>> start LISTING

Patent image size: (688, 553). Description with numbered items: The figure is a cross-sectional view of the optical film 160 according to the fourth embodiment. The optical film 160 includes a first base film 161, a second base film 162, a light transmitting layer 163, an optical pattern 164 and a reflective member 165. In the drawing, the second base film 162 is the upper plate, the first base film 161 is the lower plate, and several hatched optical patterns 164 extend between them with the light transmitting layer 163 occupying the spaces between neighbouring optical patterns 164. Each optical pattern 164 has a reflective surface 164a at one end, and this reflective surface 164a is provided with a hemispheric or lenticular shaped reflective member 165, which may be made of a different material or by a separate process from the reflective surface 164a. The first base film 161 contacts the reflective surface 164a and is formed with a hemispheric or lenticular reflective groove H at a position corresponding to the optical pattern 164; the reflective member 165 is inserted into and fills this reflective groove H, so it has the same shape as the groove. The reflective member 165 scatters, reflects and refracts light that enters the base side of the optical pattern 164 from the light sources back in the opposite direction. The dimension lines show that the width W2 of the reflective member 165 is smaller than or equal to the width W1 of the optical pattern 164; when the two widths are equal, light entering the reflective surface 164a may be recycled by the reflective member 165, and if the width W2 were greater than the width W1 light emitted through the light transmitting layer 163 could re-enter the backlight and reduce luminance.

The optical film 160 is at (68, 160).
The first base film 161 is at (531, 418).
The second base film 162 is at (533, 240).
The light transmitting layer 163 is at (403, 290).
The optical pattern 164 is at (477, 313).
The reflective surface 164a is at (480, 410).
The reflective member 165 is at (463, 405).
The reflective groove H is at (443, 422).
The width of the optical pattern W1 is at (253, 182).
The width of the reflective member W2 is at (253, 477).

>> end LISTING

WHAT TO PRODUCE = Locate each line in the material above that contains the word "surface" and copy those lines. Matching is case-sensitive.

EXERCISE OUTPUT =
Patent image size: (688, 553). Description with numbered items: The figure is a cross-sectional view of the optical film 160 according to the fourth embodiment. The optical film 160 includes a first base film 161, a second base film 162, a light transmitting layer 163, an optical pattern 164 and a reflective member 165. In the drawing, the second base film 162 is the upper plate, the first base film 161 is the lower plate, and several hatched optical patterns 164 extend between them with the light transmitting layer 163 occupying the spaces between neighbouring optical patterns 164. Each optical pattern 164 has a reflective surface 164a at one end, and this reflective surface 164a is provided with a hemispheric or lenticular shaped reflective member 165, which may be made of a different material or by a separate process from the reflective surface 164a. The first base film 161 contacts the reflective surface 164a and is formed with a hemispheric or lenticular reflective groove H at a position corresponding to the optical pattern 164; the reflective member 165 is inserted into and fills this reflective groove H, so it has the same shape as the groove. The reflective member 165 scatters, reflects and refracts light that enters the base side of the optical pattern 164 from the light sources back in the opposite direction. The dimension lines show that the width W2 of the reflective member 165 is smaller than or equal to the width W1 of the optical pattern 164; when the two widths are equal, light entering the reflective surface 164a may be recycled by the reflective member 165, and if the width W2 were greater than the width W1 light emitted through the light transmitting layer 163 could re-enter the backlight and reduce luminance.
The reflective surface 164a is at (480, 410).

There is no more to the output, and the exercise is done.